▶ **Objective**:
Go through the entries and say how many lines contain the string "text". The number is the whole answer.
%%
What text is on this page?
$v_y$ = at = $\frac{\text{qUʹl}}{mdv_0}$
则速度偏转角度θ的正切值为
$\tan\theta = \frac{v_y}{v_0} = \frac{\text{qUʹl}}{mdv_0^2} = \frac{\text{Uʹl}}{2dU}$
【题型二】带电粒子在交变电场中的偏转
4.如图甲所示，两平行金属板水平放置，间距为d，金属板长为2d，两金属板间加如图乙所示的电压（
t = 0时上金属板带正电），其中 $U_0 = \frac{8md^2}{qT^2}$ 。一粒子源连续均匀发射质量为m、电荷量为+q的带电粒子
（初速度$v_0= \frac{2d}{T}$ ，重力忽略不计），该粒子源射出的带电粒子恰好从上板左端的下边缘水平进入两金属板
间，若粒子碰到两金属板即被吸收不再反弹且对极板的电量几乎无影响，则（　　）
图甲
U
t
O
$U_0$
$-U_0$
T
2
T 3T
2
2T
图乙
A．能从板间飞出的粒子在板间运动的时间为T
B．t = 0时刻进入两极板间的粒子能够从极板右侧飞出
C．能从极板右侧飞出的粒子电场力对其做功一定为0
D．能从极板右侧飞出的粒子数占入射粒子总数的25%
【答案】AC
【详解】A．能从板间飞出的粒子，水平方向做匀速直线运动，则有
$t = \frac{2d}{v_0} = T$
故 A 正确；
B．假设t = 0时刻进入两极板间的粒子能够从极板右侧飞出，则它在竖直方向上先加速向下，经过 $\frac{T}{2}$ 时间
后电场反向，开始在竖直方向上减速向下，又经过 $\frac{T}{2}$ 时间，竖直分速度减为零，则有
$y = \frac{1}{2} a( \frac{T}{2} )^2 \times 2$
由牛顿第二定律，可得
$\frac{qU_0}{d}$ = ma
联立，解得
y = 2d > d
%%
▶ **Completed task**:
3